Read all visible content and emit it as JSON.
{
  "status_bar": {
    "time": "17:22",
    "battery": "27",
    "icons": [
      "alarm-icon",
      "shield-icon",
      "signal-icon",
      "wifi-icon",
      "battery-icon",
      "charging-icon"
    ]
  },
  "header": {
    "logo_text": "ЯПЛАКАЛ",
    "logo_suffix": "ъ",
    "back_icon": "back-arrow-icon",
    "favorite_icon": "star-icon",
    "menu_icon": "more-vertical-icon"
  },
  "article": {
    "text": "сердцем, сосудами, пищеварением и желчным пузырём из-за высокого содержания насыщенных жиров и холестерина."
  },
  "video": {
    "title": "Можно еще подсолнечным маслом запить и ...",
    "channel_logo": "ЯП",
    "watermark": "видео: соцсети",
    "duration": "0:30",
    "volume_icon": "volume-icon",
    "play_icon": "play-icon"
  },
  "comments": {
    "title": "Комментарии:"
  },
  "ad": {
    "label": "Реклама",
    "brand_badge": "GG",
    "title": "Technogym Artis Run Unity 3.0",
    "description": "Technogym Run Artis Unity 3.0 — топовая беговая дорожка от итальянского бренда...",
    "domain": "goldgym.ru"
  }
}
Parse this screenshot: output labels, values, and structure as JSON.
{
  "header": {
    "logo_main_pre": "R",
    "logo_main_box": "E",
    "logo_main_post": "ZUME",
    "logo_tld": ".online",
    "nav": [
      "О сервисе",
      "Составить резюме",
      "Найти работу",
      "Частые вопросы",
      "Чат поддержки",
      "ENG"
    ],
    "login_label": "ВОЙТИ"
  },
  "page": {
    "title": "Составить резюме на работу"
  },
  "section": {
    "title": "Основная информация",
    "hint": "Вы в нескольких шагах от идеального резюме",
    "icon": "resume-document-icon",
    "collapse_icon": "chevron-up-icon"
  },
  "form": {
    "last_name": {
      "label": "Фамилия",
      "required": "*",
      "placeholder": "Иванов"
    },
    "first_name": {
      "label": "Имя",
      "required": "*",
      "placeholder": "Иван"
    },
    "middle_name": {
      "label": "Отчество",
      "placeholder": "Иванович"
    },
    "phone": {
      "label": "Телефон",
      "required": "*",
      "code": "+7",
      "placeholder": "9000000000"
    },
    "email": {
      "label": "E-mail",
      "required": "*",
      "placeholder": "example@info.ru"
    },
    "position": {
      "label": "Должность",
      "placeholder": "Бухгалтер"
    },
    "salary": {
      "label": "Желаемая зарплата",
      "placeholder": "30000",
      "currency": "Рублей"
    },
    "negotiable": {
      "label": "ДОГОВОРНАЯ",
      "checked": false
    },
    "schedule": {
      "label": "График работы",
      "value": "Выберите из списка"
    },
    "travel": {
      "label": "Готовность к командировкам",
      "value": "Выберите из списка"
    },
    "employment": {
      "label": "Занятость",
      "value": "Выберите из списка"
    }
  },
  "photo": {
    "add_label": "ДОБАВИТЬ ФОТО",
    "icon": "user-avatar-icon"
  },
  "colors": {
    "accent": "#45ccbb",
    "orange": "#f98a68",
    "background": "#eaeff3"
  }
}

═══

Reproduce every line of the listing above in which the string "работу" appears.

RESULT =
      "Найти работу",
    "title": "Составить резюме на работу"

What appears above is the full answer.